> _WHAT IS ASKED_
Below are the records. List every line holding the word "period".

-- Start WORKING DATA --

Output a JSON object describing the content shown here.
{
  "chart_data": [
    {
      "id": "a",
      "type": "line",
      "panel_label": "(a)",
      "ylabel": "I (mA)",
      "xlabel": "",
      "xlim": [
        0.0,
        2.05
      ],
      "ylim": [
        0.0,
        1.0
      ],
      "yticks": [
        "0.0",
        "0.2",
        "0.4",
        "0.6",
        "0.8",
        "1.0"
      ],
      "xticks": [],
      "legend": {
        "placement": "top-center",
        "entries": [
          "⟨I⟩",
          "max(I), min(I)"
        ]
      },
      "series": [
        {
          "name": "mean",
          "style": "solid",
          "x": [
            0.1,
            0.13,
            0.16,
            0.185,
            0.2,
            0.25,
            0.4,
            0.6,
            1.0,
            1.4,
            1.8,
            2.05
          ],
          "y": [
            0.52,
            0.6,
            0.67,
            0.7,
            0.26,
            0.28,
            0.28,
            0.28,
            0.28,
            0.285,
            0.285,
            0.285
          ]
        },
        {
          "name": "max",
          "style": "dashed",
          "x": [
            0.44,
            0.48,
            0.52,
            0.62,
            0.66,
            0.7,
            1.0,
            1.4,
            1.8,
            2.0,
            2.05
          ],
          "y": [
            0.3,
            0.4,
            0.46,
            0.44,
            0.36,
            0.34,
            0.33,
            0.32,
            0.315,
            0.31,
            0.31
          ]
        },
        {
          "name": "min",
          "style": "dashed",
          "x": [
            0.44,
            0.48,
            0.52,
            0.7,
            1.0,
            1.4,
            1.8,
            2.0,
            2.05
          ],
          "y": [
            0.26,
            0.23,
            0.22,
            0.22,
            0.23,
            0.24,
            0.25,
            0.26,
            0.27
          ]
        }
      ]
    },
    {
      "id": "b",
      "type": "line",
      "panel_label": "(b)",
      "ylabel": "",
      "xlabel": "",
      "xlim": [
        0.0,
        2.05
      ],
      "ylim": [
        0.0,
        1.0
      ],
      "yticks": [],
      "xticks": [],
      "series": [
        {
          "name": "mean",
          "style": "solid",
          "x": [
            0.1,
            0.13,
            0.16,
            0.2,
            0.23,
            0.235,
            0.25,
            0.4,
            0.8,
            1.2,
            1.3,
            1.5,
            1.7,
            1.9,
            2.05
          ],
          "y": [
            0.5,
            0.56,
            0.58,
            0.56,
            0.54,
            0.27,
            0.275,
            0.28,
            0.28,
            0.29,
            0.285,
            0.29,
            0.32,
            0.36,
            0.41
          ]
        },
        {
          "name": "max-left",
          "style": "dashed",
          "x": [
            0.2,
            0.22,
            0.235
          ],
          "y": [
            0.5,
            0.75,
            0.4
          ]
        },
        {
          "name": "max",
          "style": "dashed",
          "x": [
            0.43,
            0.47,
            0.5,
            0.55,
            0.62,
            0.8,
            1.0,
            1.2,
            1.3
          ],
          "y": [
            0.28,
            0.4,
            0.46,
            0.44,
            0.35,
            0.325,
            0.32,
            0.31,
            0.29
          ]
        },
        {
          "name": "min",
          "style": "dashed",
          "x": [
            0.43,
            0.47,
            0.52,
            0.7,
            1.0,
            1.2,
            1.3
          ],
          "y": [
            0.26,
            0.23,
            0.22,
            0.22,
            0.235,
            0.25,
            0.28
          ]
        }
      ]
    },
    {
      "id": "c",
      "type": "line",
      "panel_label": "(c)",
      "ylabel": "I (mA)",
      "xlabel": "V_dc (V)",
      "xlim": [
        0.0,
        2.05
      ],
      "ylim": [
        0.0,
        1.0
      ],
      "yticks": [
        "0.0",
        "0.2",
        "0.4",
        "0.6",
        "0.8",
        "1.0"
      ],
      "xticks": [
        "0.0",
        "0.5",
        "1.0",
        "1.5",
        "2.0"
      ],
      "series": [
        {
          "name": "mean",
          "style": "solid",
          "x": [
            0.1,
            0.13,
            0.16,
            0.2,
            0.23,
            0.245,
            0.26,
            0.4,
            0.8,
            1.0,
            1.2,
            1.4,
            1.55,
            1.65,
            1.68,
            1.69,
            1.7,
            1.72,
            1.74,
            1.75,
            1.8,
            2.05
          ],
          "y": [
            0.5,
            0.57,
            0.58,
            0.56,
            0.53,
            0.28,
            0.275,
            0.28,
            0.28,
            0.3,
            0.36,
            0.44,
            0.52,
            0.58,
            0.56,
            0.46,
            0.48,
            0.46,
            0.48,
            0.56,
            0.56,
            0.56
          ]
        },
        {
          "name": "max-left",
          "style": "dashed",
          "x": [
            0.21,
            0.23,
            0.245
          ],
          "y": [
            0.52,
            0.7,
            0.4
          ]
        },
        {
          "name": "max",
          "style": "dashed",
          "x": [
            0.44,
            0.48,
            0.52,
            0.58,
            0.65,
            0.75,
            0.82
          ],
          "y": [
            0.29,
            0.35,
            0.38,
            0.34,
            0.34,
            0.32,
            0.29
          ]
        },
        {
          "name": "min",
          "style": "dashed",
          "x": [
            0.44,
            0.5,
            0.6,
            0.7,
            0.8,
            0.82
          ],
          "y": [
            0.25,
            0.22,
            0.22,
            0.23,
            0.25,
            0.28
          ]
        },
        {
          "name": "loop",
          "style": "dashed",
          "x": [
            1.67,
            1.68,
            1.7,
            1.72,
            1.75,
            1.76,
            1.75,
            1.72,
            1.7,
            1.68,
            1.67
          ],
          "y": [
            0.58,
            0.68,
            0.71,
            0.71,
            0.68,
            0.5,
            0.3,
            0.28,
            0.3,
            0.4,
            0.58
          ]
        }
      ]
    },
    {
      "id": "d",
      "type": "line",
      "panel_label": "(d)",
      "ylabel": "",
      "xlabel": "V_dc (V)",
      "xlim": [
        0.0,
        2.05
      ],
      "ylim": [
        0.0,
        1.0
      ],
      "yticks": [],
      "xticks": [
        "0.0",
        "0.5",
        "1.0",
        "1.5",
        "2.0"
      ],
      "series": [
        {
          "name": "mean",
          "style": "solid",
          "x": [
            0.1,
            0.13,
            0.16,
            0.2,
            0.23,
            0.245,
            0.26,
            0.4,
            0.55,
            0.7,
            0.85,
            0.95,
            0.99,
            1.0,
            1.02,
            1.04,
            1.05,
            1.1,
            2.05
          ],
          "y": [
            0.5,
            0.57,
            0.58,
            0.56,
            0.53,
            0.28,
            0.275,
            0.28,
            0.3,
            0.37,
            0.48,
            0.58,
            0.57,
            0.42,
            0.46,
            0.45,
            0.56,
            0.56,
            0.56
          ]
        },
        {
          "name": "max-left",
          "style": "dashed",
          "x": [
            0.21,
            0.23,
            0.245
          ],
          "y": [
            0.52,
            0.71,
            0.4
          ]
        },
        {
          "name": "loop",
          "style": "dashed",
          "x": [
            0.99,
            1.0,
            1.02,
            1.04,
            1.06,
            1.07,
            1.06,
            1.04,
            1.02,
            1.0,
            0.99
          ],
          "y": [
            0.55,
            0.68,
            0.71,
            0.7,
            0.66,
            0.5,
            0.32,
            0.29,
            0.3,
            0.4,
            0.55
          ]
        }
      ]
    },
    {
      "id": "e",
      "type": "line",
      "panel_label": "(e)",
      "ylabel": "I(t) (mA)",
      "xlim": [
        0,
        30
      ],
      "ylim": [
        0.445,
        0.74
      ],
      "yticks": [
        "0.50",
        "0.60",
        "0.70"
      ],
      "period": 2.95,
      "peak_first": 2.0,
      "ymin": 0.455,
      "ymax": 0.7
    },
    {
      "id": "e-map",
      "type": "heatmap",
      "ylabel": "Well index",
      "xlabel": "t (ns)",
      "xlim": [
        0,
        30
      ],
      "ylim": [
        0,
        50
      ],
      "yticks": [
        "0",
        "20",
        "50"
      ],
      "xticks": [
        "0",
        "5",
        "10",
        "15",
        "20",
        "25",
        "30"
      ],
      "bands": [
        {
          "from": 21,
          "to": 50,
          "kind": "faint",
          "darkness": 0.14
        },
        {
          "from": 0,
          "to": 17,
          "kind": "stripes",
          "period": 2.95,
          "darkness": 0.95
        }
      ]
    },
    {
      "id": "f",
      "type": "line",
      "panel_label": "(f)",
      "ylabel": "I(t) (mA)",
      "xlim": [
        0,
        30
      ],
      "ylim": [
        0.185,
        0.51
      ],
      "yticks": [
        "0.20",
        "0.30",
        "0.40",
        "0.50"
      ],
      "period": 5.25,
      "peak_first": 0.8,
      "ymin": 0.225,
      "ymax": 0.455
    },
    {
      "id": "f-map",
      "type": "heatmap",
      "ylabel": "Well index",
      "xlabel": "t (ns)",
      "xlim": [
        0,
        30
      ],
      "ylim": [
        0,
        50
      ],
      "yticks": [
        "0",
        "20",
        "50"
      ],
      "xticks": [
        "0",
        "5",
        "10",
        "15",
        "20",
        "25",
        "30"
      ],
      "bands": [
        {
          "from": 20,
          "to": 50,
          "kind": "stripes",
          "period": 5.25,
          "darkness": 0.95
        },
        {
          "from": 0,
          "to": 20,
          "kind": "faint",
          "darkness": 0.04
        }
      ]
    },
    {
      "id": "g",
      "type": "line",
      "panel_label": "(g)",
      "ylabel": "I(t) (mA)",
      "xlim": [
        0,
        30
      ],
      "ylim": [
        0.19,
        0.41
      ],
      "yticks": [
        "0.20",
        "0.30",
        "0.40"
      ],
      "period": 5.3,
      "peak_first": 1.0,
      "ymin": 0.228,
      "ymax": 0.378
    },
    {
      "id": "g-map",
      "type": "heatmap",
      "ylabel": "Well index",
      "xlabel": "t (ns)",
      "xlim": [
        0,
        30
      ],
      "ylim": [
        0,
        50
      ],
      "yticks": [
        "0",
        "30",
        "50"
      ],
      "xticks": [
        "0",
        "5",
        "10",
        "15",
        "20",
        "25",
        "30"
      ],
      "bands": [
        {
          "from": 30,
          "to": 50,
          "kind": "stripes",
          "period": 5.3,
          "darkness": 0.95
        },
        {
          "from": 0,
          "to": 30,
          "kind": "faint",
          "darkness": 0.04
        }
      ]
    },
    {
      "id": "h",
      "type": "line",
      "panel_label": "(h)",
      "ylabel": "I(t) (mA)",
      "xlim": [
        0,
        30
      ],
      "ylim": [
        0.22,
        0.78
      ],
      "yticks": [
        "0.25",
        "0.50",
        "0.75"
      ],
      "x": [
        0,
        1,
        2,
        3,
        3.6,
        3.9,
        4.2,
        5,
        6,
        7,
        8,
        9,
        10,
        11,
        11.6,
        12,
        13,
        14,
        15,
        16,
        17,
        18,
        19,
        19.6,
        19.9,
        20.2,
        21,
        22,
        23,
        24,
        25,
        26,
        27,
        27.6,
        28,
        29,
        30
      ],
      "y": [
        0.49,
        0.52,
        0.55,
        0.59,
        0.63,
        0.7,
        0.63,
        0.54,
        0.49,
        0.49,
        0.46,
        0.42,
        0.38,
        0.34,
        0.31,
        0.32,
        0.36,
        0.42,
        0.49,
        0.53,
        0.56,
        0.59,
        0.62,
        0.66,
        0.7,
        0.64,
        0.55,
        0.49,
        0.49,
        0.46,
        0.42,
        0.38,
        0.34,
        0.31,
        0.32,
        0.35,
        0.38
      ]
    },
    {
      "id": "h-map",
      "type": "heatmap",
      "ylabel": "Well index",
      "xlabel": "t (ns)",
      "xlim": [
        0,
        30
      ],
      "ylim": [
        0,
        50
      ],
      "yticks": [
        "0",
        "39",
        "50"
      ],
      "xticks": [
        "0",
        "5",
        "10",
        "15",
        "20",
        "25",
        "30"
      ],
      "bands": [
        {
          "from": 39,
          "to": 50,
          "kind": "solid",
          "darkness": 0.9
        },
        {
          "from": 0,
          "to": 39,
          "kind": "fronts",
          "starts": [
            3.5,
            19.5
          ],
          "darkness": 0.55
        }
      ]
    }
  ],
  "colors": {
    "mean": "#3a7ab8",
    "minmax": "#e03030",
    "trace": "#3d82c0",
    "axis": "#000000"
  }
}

-- End WORKING DATA --

> _FULL OUTPUT_
      "period": 2.95,
          "period": 2.95,
      "period": 5.25,
          "period": 5.25,
      "period": 5.3,
          "period": 5.3,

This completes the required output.